* **What you should do**: The records below must be copied in full; omit the images.

▼

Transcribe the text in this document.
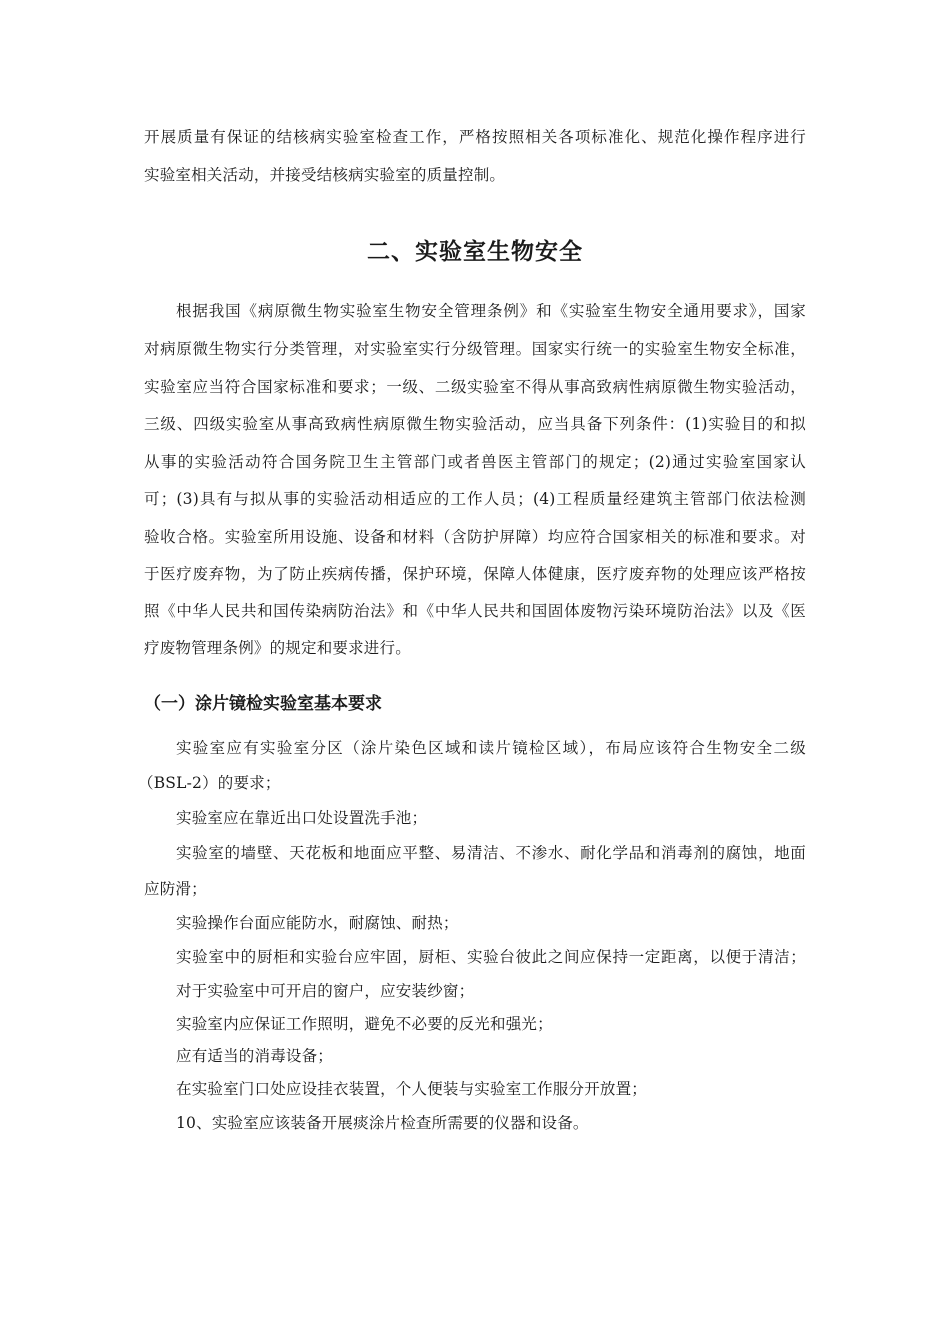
开展质量有保证的结核病实验室检查工作，严格按照相关各项标准化、规范化操作程序进行
实验室相关活动，并接受结核病实验室的质量控制。
二、实验室生物安全
根据我国《病原微生物实验室生物安全管理条例》和《实验室生物安全通用要求》，国家
对病原微生物实行分类管理，对实验室实行分级管理。国家实行统一的实验室生物安全标准，
实验室应当符合国家标准和要求；一级、二级实验室不得从事高致病性病原微生物实验活动，
三级、四级实验室从事高致病性病原微生物实验活动，应当具备下列条件：(1)实验目的和拟
从事的实验活动符合国务院卫生主管部门或者兽医主管部门的规定；(2)通过实验室国家认
可；(3)具有与拟从事的实验活动相适应的工作人员；(4)工程质量经建筑主管部门依法检测
验收合格。实验室所用设施、设备和材料（含防护屏障）均应符合国家相关的标准和要求。对
于医疗废弃物，为了防止疾病传播，保护环境，保障人体健康，医疗废弃物的处理应该严格按
照《中华人民共和国传染病防治法》和《中华人民共和国固体废物污染环境防治法》以及《医
疗废物管理条例》的规定和要求进行。
（一）涂片镜检实验室基本要求
实验室应有实验室分区（涂片染色区域和读片镜检区域），布局应该符合生物安全二级
（BSL-2）的要求；
实验室应在靠近出口处设置洗手池；
实验室的墙壁、天花板和地面应平整、易清洁、不渗水、耐化学品和消毒剂的腐蚀，地面
应防滑；
实验操作台面应能防水，耐腐蚀、耐热；
实验室中的厨柜和实验台应牢固，厨柜、实验台彼此之间应保持一定距离，以便于清洁；
对于实验室中可开启的窗户，应安装纱窗；
实验室内应保证工作照明，避免不必要的反光和强光；
应有适当的消毒设备；
在实验室门口处应设挂衣装置，个人便装与实验室工作服分开放置；
10、实验室应该装备开展痰涂片检查所需要的仪器和设备。
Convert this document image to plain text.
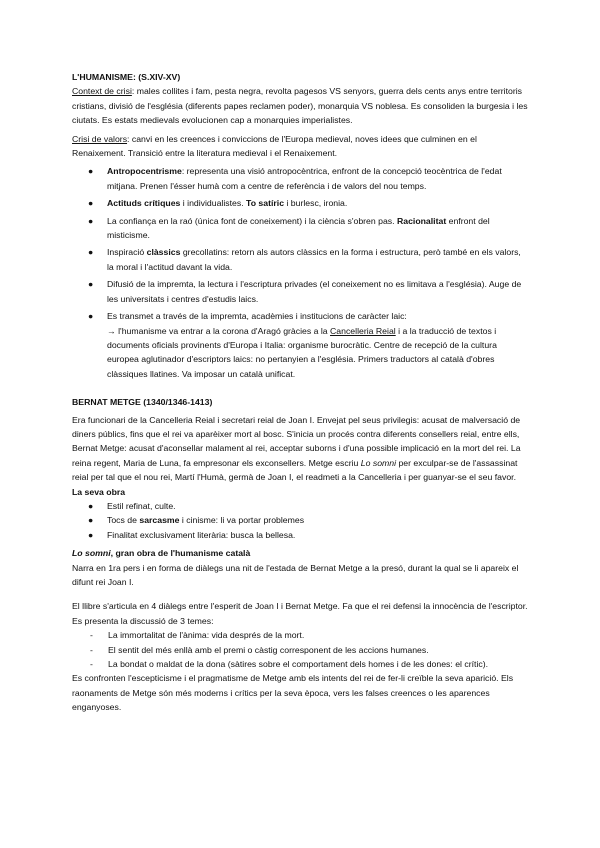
L'HUMANISME: (S.XIV-XV)

Context de crisi: males collites i fam, pesta negra, revolta pagesos VS senyors, guerra dels cents anys entre territoris cristians, divisió de l'església (diferents papes reclamen poder), monarquia VS noblesa. Es consoliden la burgesia i les ciutats. Es estats medievals evolucionen cap a monarquies imperialistes.

Crisi de valors: canvi en les creences i conviccions de l'Europa medieval, noves idees que culminen en el Renaixement. Transició entre la literatura medieval i el Renaixement.

● Antropocentrisme: representa una visió antropocèntrica, enfront de la concepció teocèntrica de l'edat mitjana. Prenen l'ésser humà com a centre de referència i de valors del nou temps.
● Actituds crítiques i individualistes. To satíric i burlesc, ironia.
● La confiança en la raó (única font de coneixement) i la ciència s'obren pas. Racionalitat enfront del misticisme.
● Inspiració clàssics grecollatins: retorn als autors clàssics en la forma i estructura, però també en els valors, la moral i l'actitud davant la vida.
● Difusió de la impremta, la lectura i l'escriptura privades (el coneixement no es limitava a l'església). Auge de les universitats i centres d'estudis laics.
● Es transmet a través de la impremta, acadèmies i institucions de caràcter laic:
→ l'humanisme va entrar a la corona d'Aragó gràcies a la Cancelleria Reial i a la traducció de textos i documents oficials provinents d'Europa i Italia: organisme burocràtic. Centre de recepció de la cultura europea aglutinador d'escriptors laics: no pertanyien a l'església. Primers traductors al català d'obres clàssiques llatines. Va imposar un català unificat.

BERNAT METGE (1340/1346-1413)

Era funcionari de la Cancelleria Reial i secretari reial de Joan I. Envejat pel seus privilegis: acusat de malversació de diners públics, fins que el rei va aparèixer mort al bosc. S'inicia un procés contra diferents consellers reial, entre ells, Bernat Metge: acusat d'aconsellar malament al rei, acceptar suborns i d'una possible implicació en la mort del rei. La reina regent, Maria de Luna, fa empresonar els exconsellers. Metge escriu Lo somni per exculpar-se de l'assassinat reial per tal que el nou rei, Martí l'Humà, germà de Joan I, el readmeti a la Cancelleria i per guanyar-se el seu favor.

La seva obra

● Estil refinat, culte.
● Tocs de sarcasme i cinisme: li va portar problemes
● Finalitat exclusivament literària: busca la bellesa.

Lo somni, gran obra de l'humanisme català

Narra en 1ra pers i en forma de diàlegs una nit de l'estada de Bernat Metge a la presó, durant la qual se li apareix el difunt rei Joan I.

El llibre s'articula en 4 diàlegs entre l'esperit de Joan I i Bernat Metge. Fa que el rei defensi la innocència de l'escriptor.

Es presenta la discussió de 3 temes:

- La immortalitat de l'ànima: vida després de la mort.
- El sentit del més enllà amb el premi o càstig corresponent de les accions humanes.
- La bondat o maldat de la dona (sàtires sobre el comportament dels homes i de les dones: el crític).

Es confronten l'escepticisme i el pragmatisme de Metge amb els intents del rei de fer-li creïble la seva aparició. Els raonaments de Metge són més moderns i crítics per la seva època, vers les falses creences o les aparences enganyoses.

▲

* **Answer for this exercise**:
Transcribe the text in this document.
开展质量有保证的结核病实验室检查工作，严格按照相关各项标准化、规范化操作程序进行
实验室相关活动，并接受结核病实验室的质量控制。
二、实验室生物安全
根据我国《病原微生物实验室生物安全管理条例》和《实验室生物安全通用要求》，国家
对病原微生物实行分类管理，对实验室实行分级管理。国家实行统一的实验室生物安全标准，
实验室应当符合国家标准和要求；一级、二级实验室不得从事高致病性病原微生物实验活动，
三级、四级实验室从事高致病性病原微生物实验活动，应当具备下列条件：(1)实验目的和拟
从事的实验活动符合国务院卫生主管部门或者兽医主管部门的规定；(2)通过实验室国家认
可；(3)具有与拟从事的实验活动相适应的工作人员；(4)工程质量经建筑主管部门依法检测
验收合格。实验室所用设施、设备和材料（含防护屏障）均应符合国家相关的标准和要求。对
于医疗废弃物，为了防止疾病传播，保护环境，保障人体健康，医疗废弃物的处理应该严格按
照《中华人民共和国传染病防治法》和《中华人民共和国固体废物污染环境防治法》以及《医
疗废物管理条例》的规定和要求进行。
（一）涂片镜检实验室基本要求
实验室应有实验室分区（涂片染色区域和读片镜检区域），布局应该符合生物安全二级
（BSL-2）的要求；
实验室应在靠近出口处设置洗手池；
实验室的墙壁、天花板和地面应平整、易清洁、不渗水、耐化学品和消毒剂的腐蚀，地面
应防滑；
实验操作台面应能防水，耐腐蚀、耐热；
实验室中的厨柜和实验台应牢固，厨柜、实验台彼此之间应保持一定距离，以便于清洁；
对于实验室中可开启的窗户，应安装纱窗；
实验室内应保证工作照明，避免不必要的反光和强光；
应有适当的消毒设备；
在实验室门口处应设挂衣装置，个人便装与实验室工作服分开放置；
10、实验室应该装备开展痰涂片检查所需要的仪器和设备。
Convert this document image to plain text.
L'HUMANISME: (S.XIV-XV)

Context de crisi: males collites i fam, pesta negra, revolta pagesos VS senyors, guerra dels cents anys entre territoris cristians, divisió de l'església (diferents papes reclamen poder), monarquia VS noblesa. Es consoliden la burgesia i les ciutats. Es estats medievals evolucionen cap a monarquies imperialistes.

Crisi de valors: canvi en les creences i conviccions de l'Europa medieval, noves idees que culminen en el Renaixement. Transició entre la literatura medieval i el Renaixement.

● Antropocentrisme: representa una visió antropocèntrica, enfront de la concepció teocèntrica de l'edat mitjana. Prenen l'ésser humà com a centre de referència i de valors del nou temps.
● Actituds crítiques i individualistes. To satíric i burlesc, ironia.
● La confiança en la raó (única font de coneixement) i la ciència s'obren pas. Racionalitat enfront del misticisme.
● Inspiració clàssics grecollatins: retorn als autors clàssics en la forma i estructura, però també en els valors, la moral i l'actitud davant la vida.
● Difusió de la impremta, la lectura i l'escriptura privades (el coneixement no es limitava a l'església). Auge de les universitats i centres d'estudis laics.
● Es transmet a través de la impremta, acadèmies i institucions de caràcter laic:
→ l'humanisme va entrar a la corona d'Aragó gràcies a la Cancelleria Reial i a la traducció de textos i documents oficials provinents d'Europa i Italia: organisme burocràtic. Centre de recepció de la cultura europea aglutinador d'escriptors laics: no pertanyien a l'església. Primers traductors al català d'obres clàssiques llatines. Va imposar un català unificat.

BERNAT METGE (1340/1346-1413)

Era funcionari de la Cancelleria Reial i secretari reial de Joan I. Envejat pel seus privilegis: acusat de malversació de diners públics, fins que el rei va aparèixer mort al bosc. S'inicia un procés contra diferents consellers reial, entre ells, Bernat Metge: acusat d'aconsellar malament al rei, acceptar suborns i d'una possible implicació en la mort del rei. La reina regent, Maria de Luna, fa empresonar els exconsellers. Metge escriu Lo somni per exculpar-se de l'assassinat reial per tal que el nou rei, Martí l'Humà, germà de Joan I, el readmeti a la Cancelleria i per guanyar-se el seu favor.

La seva obra

● Estil refinat, culte.
● Tocs de sarcasme i cinisme: li va portar problemes
● Finalitat exclusivament literària: busca la bellesa.

Lo somni, gran obra de l'humanisme català

Narra en 1ra pers i en forma de diàlegs una nit de l'estada de Bernat Metge a la presó, durant la qual se li apareix el difunt rei Joan I.

El llibre s'articula en 4 diàlegs entre l'esperit de Joan I i Bernat Metge. Fa que el rei defensi la innocència de l'escriptor.

Es presenta la discussió de 3 temes:

- La immortalitat de l'ànima: vida després de la mort.
- El sentit del més enllà amb el premi o càstig corresponent de les accions humanes.
- La bondat o maldat de la dona (sàtires sobre el comportament dels homes i de les dones: el crític).

Es confronten l'escepticisme i el pragmatisme de Metge amb els intents del rei de fer-li creïble la seva aparició. Els raonaments de Metge són més moderns i crítics per la seva època, vers les falses creences o les aparences enganyoses.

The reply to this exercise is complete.